** START OF Data lines **

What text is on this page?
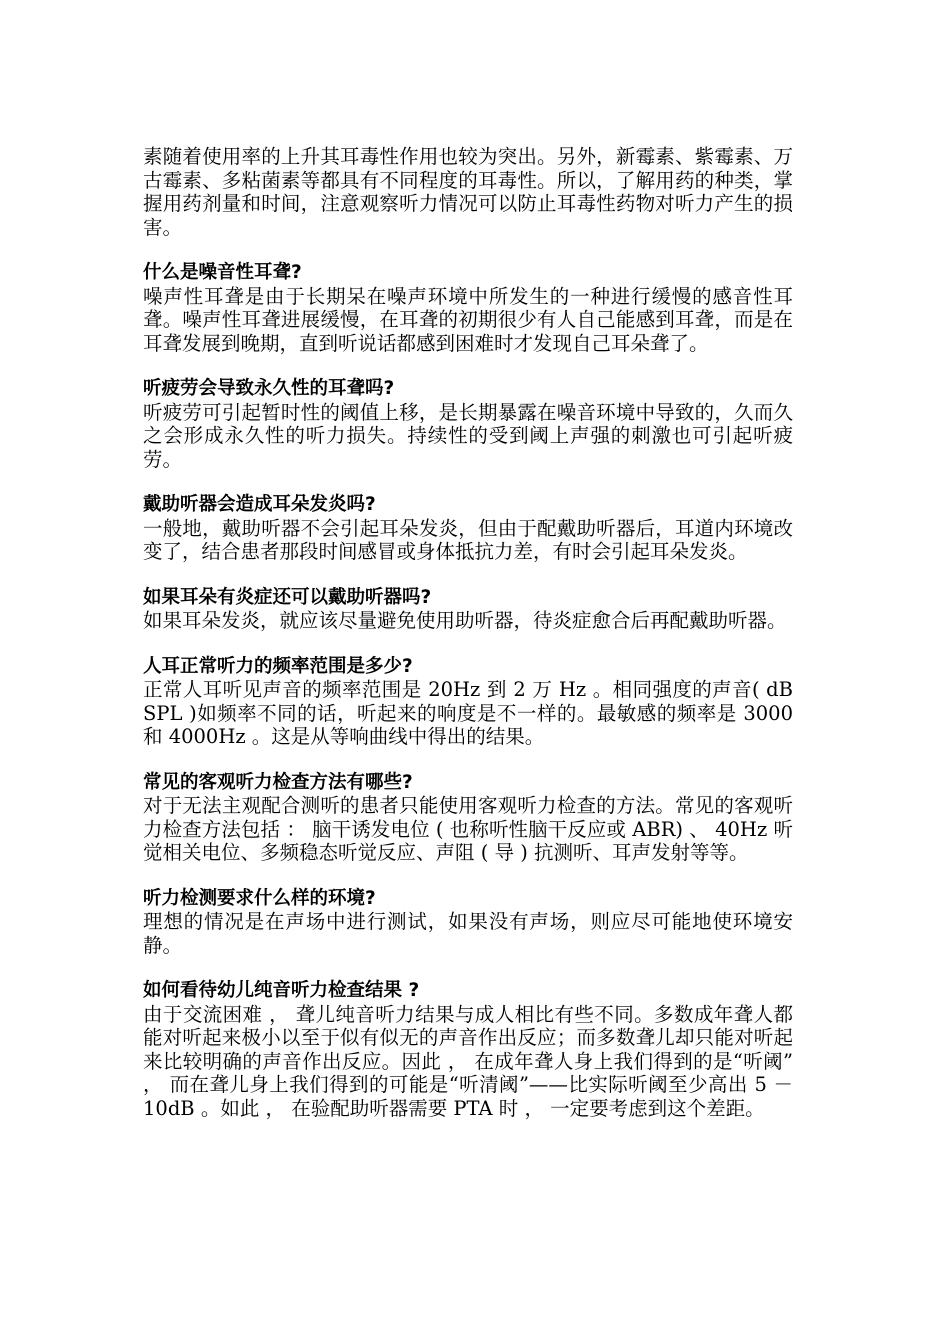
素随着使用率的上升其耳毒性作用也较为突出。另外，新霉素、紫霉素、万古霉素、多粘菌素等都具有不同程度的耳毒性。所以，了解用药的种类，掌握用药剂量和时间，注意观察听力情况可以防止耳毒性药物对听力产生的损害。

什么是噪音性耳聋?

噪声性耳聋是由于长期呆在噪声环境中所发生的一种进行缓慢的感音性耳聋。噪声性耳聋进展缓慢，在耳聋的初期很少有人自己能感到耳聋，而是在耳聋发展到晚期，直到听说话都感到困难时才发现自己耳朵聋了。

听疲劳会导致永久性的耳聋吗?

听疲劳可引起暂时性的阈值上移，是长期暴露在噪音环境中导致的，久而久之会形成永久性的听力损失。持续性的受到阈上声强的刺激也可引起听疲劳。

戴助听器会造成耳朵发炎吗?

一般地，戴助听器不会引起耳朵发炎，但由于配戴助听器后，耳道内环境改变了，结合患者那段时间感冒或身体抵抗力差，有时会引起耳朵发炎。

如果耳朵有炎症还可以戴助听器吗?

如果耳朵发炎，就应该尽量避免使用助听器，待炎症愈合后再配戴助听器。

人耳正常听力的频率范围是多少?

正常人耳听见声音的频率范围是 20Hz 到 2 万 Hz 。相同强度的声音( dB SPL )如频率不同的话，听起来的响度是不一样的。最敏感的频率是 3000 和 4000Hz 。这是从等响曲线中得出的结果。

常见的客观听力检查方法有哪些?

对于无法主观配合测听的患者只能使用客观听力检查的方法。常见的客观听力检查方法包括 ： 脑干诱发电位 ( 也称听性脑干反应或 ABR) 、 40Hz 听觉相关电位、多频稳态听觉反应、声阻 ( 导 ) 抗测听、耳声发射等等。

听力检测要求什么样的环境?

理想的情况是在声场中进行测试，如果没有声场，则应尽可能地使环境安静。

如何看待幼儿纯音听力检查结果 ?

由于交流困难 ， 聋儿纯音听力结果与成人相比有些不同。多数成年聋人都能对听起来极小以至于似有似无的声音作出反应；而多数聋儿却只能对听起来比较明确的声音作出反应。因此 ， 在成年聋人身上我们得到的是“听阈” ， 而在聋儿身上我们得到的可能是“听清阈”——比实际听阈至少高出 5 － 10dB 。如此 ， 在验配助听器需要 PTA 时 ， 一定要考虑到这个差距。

** END OF Data lines **
** START OF Data lines **

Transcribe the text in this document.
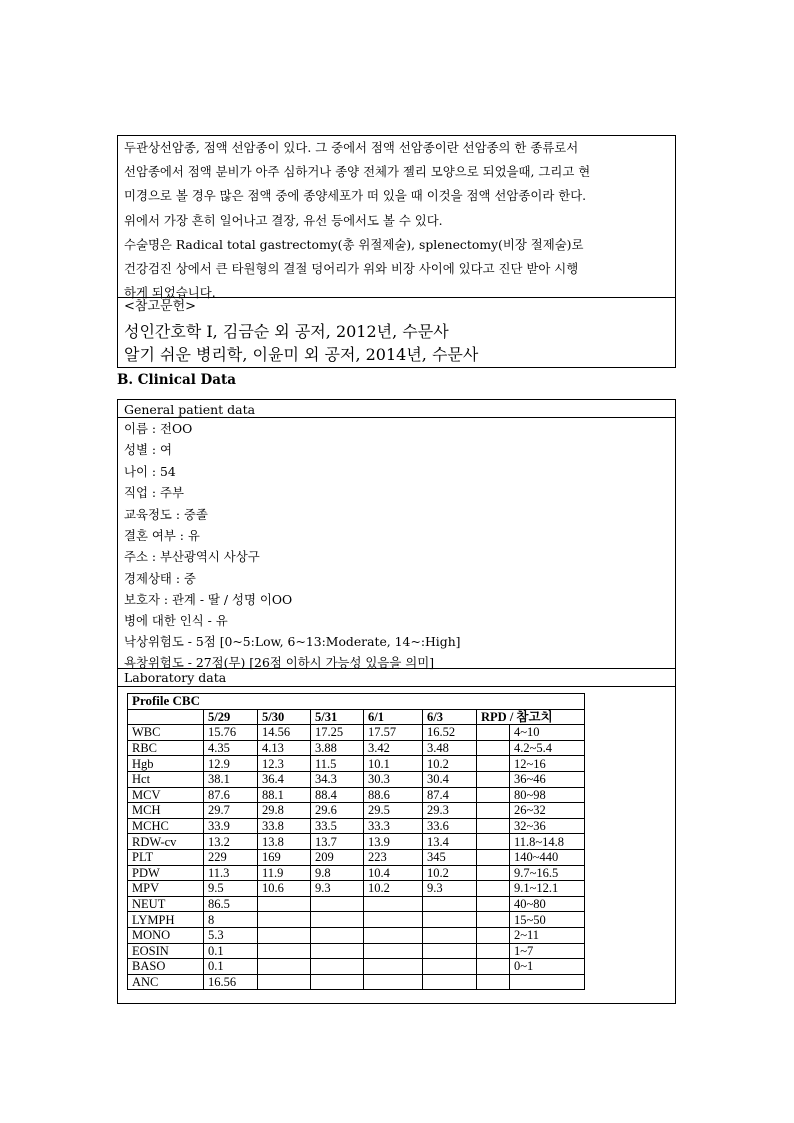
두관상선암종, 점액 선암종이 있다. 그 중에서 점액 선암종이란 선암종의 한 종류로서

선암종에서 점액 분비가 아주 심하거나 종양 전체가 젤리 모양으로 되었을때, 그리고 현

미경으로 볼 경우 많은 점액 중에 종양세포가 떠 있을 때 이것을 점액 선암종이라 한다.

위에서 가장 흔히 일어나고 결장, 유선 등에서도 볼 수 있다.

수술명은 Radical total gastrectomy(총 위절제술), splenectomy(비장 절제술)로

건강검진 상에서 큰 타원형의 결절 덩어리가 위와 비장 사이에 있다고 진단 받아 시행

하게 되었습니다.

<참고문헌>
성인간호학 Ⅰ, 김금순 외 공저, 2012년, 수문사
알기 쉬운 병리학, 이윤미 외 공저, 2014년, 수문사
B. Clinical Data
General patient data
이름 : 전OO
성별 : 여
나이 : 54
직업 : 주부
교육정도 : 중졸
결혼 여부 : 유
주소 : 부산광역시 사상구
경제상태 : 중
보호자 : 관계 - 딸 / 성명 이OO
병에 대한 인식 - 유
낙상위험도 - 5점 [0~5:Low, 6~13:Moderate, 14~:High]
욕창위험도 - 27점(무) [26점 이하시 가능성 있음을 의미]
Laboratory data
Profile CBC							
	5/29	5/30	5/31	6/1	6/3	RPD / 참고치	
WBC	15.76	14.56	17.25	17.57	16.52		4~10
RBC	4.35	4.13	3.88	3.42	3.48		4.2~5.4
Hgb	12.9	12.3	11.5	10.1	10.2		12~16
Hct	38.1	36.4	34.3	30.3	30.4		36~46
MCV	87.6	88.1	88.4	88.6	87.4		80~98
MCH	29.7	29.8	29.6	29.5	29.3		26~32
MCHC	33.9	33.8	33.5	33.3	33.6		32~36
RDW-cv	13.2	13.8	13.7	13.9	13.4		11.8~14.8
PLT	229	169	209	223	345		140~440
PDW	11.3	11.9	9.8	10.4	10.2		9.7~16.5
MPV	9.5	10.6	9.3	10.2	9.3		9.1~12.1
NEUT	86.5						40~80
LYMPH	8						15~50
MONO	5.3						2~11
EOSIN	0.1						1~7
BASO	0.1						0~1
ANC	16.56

** END OF Data lines **

Brief. Pull out each line of the records holding the string "text".

Response.
What text is on this page?
Transcribe the text in this document.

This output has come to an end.